# Objective
Below is a block of records; repeat each one exactly.

# Input records
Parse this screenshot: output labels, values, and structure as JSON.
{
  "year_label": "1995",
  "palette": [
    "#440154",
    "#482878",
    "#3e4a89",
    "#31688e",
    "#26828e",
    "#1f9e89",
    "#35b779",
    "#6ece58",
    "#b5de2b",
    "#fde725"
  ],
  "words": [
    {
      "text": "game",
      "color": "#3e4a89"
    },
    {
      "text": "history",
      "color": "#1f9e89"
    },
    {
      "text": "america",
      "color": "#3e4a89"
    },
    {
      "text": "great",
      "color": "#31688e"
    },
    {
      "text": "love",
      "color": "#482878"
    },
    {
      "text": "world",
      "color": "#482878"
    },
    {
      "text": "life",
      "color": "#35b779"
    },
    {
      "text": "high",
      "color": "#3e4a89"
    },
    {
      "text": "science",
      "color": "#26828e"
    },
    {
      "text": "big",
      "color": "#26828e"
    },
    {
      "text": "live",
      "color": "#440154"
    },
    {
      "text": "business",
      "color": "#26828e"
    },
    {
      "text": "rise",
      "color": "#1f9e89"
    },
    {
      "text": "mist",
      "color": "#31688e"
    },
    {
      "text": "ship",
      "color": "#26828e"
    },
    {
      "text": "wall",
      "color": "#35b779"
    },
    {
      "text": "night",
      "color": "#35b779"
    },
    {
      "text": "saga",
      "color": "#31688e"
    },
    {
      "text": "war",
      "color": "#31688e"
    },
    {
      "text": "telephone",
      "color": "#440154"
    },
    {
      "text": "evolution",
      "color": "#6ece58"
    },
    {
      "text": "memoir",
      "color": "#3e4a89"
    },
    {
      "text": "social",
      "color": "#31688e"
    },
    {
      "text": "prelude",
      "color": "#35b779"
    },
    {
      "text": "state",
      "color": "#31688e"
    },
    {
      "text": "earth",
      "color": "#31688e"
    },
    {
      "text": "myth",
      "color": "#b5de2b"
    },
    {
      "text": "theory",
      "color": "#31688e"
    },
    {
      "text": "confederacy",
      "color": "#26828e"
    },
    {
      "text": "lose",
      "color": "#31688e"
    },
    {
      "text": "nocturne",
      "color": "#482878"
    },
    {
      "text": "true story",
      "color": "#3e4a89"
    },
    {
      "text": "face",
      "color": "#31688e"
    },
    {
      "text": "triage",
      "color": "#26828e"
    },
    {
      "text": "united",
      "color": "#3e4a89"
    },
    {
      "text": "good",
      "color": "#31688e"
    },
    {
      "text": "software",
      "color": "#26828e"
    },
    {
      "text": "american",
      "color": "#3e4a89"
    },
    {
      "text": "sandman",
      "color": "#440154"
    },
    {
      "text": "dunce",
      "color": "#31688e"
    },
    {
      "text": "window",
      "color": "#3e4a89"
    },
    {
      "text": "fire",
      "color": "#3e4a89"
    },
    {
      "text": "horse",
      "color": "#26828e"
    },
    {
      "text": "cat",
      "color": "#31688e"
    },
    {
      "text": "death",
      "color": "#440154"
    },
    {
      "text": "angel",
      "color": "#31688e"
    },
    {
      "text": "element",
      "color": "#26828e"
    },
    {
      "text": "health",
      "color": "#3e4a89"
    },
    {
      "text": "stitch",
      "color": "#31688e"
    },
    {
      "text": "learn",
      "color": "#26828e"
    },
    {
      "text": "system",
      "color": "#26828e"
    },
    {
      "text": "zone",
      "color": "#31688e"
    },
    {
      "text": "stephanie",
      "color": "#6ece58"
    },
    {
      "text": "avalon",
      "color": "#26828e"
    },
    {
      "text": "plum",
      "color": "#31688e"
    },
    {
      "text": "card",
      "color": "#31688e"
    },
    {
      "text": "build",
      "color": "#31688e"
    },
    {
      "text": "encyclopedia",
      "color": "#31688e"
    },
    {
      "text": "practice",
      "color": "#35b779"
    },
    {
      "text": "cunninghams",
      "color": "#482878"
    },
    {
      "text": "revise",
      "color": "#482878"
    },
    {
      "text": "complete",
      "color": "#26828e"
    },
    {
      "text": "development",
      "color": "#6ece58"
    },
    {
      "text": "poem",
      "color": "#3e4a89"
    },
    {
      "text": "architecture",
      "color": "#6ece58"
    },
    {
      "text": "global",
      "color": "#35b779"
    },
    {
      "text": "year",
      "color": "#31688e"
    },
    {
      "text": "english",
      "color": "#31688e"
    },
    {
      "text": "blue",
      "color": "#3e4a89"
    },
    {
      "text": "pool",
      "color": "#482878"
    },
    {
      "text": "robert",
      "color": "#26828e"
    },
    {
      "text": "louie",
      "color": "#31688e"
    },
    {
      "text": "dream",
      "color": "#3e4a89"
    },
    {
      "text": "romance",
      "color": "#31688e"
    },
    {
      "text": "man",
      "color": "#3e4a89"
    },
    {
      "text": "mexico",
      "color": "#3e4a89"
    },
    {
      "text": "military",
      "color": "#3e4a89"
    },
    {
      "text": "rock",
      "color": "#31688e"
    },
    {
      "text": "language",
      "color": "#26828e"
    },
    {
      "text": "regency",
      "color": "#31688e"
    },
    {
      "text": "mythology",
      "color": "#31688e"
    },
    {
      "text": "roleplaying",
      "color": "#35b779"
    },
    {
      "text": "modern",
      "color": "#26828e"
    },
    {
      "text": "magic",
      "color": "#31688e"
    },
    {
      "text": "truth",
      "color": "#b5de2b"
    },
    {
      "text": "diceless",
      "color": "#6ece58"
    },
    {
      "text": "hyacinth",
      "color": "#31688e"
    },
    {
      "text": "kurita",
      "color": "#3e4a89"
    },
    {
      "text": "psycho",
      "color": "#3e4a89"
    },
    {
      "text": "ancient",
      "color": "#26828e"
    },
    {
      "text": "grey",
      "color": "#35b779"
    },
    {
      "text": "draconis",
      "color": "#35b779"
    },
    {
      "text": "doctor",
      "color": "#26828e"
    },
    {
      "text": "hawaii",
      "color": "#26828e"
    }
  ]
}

# Output
Parse this screenshot: output labels, values, and structure as JSON.
{
  "year_label": "1995",
  "palette": [
    "#440154",
    "#482878",
    "#3e4a89",
    "#31688e",
    "#26828e",
    "#1f9e89",
    "#35b779",
    "#6ece58",
    "#b5de2b",
    "#fde725"
  ],
  "words": [
    {
      "text": "game",
      "color": "#3e4a89"
    },
    {
      "text": "history",
      "color": "#1f9e89"
    },
    {
      "text": "america",
      "color": "#3e4a89"
    },
    {
      "text": "great",
      "color": "#31688e"
    },
    {
      "text": "love",
      "color": "#482878"
    },
    {
      "text": "world",
      "color": "#482878"
    },
    {
      "text": "life",
      "color": "#35b779"
    },
    {
      "text": "high",
      "color": "#3e4a89"
    },
    {
      "text": "science",
      "color": "#26828e"
    },
    {
      "text": "big",
      "color": "#26828e"
    },
    {
      "text": "live",
      "color": "#440154"
    },
    {
      "text": "business",
      "color": "#26828e"
    },
    {
      "text": "rise",
      "color": "#1f9e89"
    },
    {
      "text": "mist",
      "color": "#31688e"
    },
    {
      "text": "ship",
      "color": "#26828e"
    },
    {
      "text": "wall",
      "color": "#35b779"
    },
    {
      "text": "night",
      "color": "#35b779"
    },
    {
      "text": "saga",
      "color": "#31688e"
    },
    {
      "text": "war",
      "color": "#31688e"
    },
    {
      "text": "telephone",
      "color": "#440154"
    },
    {
      "text": "evolution",
      "color": "#6ece58"
    },
    {
      "text": "memoir",
      "color": "#3e4a89"
    },
    {
      "text": "social",
      "color": "#31688e"
    },
    {
      "text": "prelude",
      "color": "#35b779"
    },
    {
      "text": "state",
      "color": "#31688e"
    },
    {
      "text": "earth",
      "color": "#31688e"
    },
    {
      "text": "myth",
      "color": "#b5de2b"
    },
    {
      "text": "theory",
      "color": "#31688e"
    },
    {
      "text": "confederacy",
      "color": "#26828e"
    },
    {
      "text": "lose",
      "color": "#31688e"
    },
    {
      "text": "nocturne",
      "color": "#482878"
    },
    {
      "text": "true story",
      "color": "#3e4a89"
    },
    {
      "text": "face",
      "color": "#31688e"
    },
    {
      "text": "triage",
      "color": "#26828e"
    },
    {
      "text": "united",
      "color": "#3e4a89"
    },
    {
      "text": "good",
      "color": "#31688e"
    },
    {
      "text": "software",
      "color": "#26828e"
    },
    {
      "text": "american",
      "color": "#3e4a89"
    },
    {
      "text": "sandman",
      "color": "#440154"
    },
    {
      "text": "dunce",
      "color": "#31688e"
    },
    {
      "text": "window",
      "color": "#3e4a89"
    },
    {
      "text": "fire",
      "color": "#3e4a89"
    },
    {
      "text": "horse",
      "color": "#26828e"
    },
    {
      "text": "cat",
      "color": "#31688e"
    },
    {
      "text": "death",
      "color": "#440154"
    },
    {
      "text": "angel",
      "color": "#31688e"
    },
    {
      "text": "element",
      "color": "#26828e"
    },
    {
      "text": "health",
      "color": "#3e4a89"
    },
    {
      "text": "stitch",
      "color": "#31688e"
    },
    {
      "text": "learn",
      "color": "#26828e"
    },
    {
      "text": "system",
      "color": "#26828e"
    },
    {
      "text": "zone",
      "color": "#31688e"
    },
    {
      "text": "stephanie",
      "color": "#6ece58"
    },
    {
      "text": "avalon",
      "color": "#26828e"
    },
    {
      "text": "plum",
      "color": "#31688e"
    },
    {
      "text": "card",
      "color": "#31688e"
    },
    {
      "text": "build",
      "color": "#31688e"
    },
    {
      "text": "encyclopedia",
      "color": "#31688e"
    },
    {
      "text": "practice",
      "color": "#35b779"
    },
    {
      "text": "cunninghams",
      "color": "#482878"
    },
    {
      "text": "revise",
      "color": "#482878"
    },
    {
      "text": "complete",
      "color": "#26828e"
    },
    {
      "text": "development",
      "color": "#6ece58"
    },
    {
      "text": "poem",
      "color": "#3e4a89"
    },
    {
      "text": "architecture",
      "color": "#6ece58"
    },
    {
      "text": "global",
      "color": "#35b779"
    },
    {
      "text": "year",
      "color": "#31688e"
    },
    {
      "text": "english",
      "color": "#31688e"
    },
    {
      "text": "blue",
      "color": "#3e4a89"
    },
    {
      "text": "pool",
      "color": "#482878"
    },
    {
      "text": "robert",
      "color": "#26828e"
    },
    {
      "text": "louie",
      "color": "#31688e"
    },
    {
      "text": "dream",
      "color": "#3e4a89"
    },
    {
      "text": "romance",
      "color": "#31688e"
    },
    {
      "text": "man",
      "color": "#3e4a89"
    },
    {
      "text": "mexico",
      "color": "#3e4a89"
    },
    {
      "text": "military",
      "color": "#3e4a89"
    },
    {
      "text": "rock",
      "color": "#31688e"
    },
    {
      "text": "language",
      "color": "#26828e"
    },
    {
      "text": "regency",
      "color": "#31688e"
    },
    {
      "text": "mythology",
      "color": "#31688e"
    },
    {
      "text": "roleplaying",
      "color": "#35b779"
    },
    {
      "text": "modern",
      "color": "#26828e"
    },
    {
      "text": "magic",
      "color": "#31688e"
    },
    {
      "text": "truth",
      "color": "#b5de2b"
    },
    {
      "text": "diceless",
      "color": "#6ece58"
    },
    {
      "text": "hyacinth",
      "color": "#31688e"
    },
    {
      "text": "kurita",
      "color": "#3e4a89"
    },
    {
      "text": "psycho",
      "color": "#3e4a89"
    },
    {
      "text": "ancient",
      "color": "#26828e"
    },
    {
      "text": "grey",
      "color": "#35b779"
    },
    {
      "text": "draconis",
      "color": "#35b779"
    },
    {
      "text": "doctor",
      "color": "#26828e"
    },
    {
      "text": "hawaii",
      "color": "#26828e"
    }
  ]
}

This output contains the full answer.